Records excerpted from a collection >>
-----
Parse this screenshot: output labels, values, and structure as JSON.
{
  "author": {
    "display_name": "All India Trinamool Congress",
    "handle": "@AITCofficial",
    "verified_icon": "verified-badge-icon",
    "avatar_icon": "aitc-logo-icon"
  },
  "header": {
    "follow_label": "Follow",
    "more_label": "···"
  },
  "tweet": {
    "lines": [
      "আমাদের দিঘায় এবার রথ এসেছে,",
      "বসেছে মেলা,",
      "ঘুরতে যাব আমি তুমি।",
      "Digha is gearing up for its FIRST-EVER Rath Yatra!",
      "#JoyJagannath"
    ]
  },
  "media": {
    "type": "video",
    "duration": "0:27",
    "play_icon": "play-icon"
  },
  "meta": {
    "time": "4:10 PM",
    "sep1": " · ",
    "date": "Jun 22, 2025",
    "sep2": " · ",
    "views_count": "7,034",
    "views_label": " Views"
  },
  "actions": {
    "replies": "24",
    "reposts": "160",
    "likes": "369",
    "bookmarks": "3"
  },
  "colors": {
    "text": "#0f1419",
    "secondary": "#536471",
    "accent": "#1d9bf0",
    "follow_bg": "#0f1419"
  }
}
-----
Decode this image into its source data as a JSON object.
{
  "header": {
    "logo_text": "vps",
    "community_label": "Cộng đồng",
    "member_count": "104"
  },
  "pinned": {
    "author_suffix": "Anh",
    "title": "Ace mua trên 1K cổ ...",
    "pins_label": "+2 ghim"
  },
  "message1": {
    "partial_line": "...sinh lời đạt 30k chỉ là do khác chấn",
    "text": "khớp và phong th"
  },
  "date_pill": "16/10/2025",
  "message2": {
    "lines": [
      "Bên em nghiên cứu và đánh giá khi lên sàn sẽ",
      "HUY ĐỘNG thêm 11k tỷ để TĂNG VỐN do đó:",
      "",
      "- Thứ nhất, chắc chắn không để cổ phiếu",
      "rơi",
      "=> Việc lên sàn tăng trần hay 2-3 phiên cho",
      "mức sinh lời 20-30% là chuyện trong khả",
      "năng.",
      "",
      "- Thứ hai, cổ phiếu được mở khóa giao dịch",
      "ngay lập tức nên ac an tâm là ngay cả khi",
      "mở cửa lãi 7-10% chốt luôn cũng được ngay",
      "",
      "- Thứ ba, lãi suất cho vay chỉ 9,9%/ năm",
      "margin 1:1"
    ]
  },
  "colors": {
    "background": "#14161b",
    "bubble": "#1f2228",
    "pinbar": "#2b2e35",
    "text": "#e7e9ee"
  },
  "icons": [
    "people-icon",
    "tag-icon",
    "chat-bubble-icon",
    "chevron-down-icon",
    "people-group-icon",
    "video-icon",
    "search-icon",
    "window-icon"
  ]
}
-----
WHAT THE EXERCISE ASKS >>
Using the records above, find and show each line with the string "sinh".

COMPLETE ANSWER >>
    "partial_line": "...sinh lời đạt 30k chỉ là do khác chấn",
      "mức sinh lời 20-30% là chuyện trong khả",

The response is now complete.